- DO THIS: Go through the material and tally the lines containing the string "label". Give the total alone.
## start
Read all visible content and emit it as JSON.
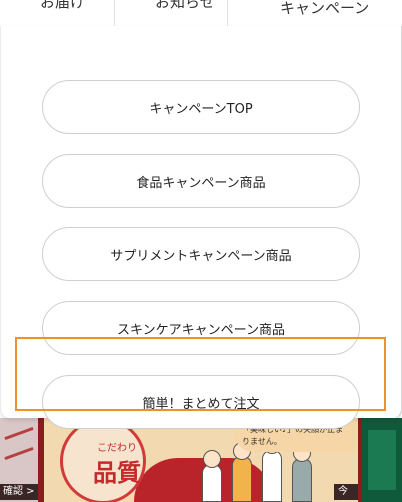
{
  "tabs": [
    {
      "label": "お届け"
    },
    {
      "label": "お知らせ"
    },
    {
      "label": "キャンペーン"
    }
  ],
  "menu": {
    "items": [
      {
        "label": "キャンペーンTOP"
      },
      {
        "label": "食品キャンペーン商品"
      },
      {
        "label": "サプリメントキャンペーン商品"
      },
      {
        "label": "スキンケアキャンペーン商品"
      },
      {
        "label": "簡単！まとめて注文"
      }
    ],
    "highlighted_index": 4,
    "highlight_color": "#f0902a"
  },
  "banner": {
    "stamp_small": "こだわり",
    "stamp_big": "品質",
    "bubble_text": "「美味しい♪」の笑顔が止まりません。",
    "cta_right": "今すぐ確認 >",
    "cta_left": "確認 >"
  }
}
## end
- EXERCISE OUTPUT: 8